**SHORT EXERCISE:**
Search the listing for "ζωὴν" and copy every line where it appears.

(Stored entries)
========================================================================
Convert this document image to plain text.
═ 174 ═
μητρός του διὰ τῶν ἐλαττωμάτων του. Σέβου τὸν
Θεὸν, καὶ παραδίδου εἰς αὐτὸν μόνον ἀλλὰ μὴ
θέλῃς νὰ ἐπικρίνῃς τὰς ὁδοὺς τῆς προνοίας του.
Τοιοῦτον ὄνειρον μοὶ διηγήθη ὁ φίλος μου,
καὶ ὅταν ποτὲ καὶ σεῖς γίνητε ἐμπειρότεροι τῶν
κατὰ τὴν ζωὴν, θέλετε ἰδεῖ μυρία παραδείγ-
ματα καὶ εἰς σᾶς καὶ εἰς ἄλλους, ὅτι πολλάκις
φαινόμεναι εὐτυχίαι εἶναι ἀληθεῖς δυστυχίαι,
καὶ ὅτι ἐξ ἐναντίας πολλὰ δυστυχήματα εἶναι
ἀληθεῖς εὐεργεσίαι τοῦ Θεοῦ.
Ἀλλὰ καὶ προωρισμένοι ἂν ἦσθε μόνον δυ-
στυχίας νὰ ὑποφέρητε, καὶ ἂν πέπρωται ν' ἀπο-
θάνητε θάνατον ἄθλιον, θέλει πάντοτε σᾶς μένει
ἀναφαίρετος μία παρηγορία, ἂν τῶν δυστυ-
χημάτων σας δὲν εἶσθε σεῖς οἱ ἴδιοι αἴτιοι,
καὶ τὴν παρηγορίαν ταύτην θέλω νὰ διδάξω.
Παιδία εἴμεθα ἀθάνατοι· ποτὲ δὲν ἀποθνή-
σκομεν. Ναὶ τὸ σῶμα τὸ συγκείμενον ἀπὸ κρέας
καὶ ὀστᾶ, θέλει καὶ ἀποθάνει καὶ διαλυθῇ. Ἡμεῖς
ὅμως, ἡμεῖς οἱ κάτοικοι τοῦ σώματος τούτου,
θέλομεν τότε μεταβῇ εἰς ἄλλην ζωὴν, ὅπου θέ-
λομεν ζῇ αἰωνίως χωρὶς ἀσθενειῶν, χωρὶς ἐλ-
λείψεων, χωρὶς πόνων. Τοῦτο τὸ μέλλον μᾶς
========================================================================
**SOLUTION TO THIS EXERCISE:**
κατὰ τὴν ζωὴν, θέλετε ἰδεῖ μυρία παραδείγ-
θέλομεν τότε μεταβῇ εἰς ἄλλην ζωὴν, ὅπου θέ-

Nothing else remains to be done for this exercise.